Stored data
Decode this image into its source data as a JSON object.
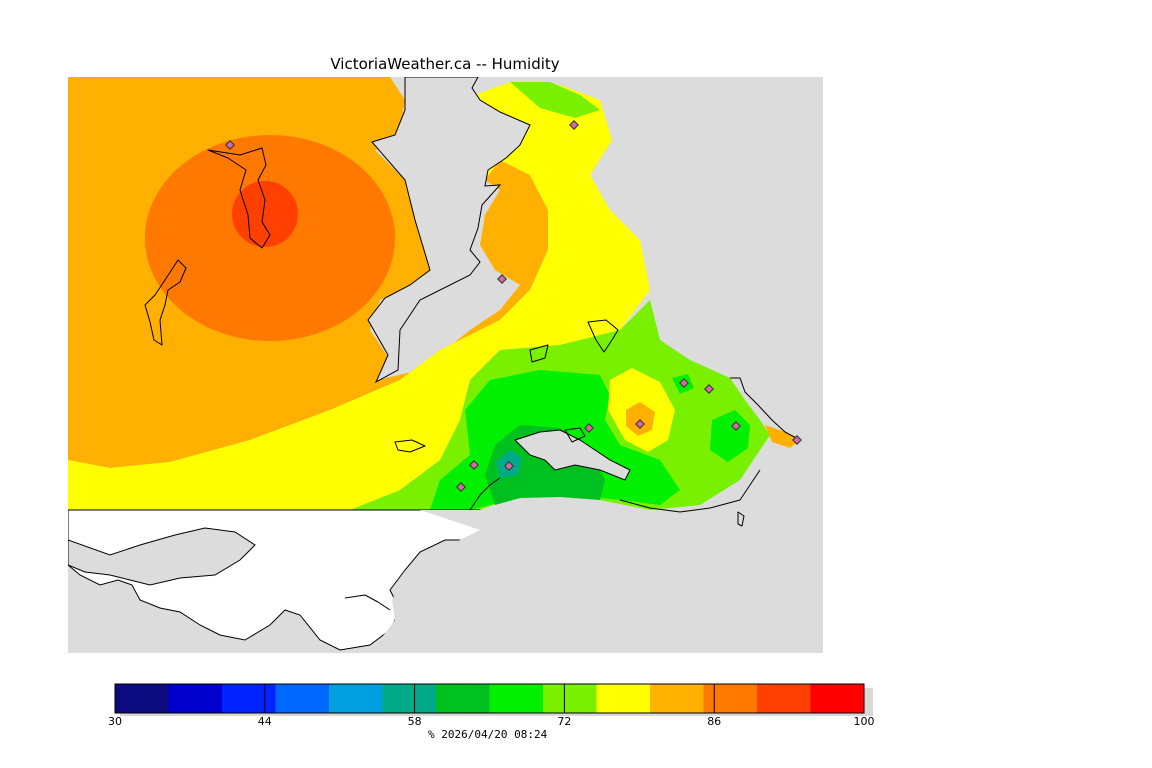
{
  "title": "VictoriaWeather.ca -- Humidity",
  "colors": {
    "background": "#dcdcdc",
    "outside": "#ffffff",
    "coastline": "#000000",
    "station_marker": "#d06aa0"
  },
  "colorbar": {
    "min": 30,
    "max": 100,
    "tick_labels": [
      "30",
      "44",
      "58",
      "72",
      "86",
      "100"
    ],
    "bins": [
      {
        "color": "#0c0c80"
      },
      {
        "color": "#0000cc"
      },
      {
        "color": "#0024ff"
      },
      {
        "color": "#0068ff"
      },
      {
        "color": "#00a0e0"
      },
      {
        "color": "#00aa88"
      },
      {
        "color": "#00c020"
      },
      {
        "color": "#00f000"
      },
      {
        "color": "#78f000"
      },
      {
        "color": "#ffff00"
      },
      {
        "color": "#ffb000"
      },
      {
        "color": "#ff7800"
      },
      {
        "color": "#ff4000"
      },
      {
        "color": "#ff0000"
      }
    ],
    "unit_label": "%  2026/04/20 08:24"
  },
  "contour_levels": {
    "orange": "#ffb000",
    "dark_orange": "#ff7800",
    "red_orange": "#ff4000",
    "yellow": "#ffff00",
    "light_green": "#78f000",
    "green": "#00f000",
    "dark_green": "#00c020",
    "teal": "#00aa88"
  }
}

Problem to solve
Omitting all images, print the listing exactly.

Output
Decode this image into its source data as a JSON object.
{
  "title": "VictoriaWeather.ca -- Humidity",
  "colors": {
    "background": "#dcdcdc",
    "outside": "#ffffff",
    "coastline": "#000000",
    "station_marker": "#d06aa0"
  },
  "colorbar": {
    "min": 30,
    "max": 100,
    "tick_labels": [
      "30",
      "44",
      "58",
      "72",
      "86",
      "100"
    ],
    "bins": [
      {
        "color": "#0c0c80"
      },
      {
        "color": "#0000cc"
      },
      {
        "color": "#0024ff"
      },
      {
        "color": "#0068ff"
      },
      {
        "color": "#00a0e0"
      },
      {
        "color": "#00aa88"
      },
      {
        "color": "#00c020"
      },
      {
        "color": "#00f000"
      },
      {
        "color": "#78f000"
      },
      {
        "color": "#ffff00"
      },
      {
        "color": "#ffb000"
      },
      {
        "color": "#ff7800"
      },
      {
        "color": "#ff4000"
      },
      {
        "color": "#ff0000"
      }
    ],
    "unit_label": "%  2026/04/20 08:24"
  },
  "contour_levels": {
    "orange": "#ffb000",
    "dark_orange": "#ff7800",
    "red_orange": "#ff4000",
    "yellow": "#ffff00",
    "light_green": "#78f000",
    "green": "#00f000",
    "dark_green": "#00c020",
    "teal": "#00aa88"
  }
}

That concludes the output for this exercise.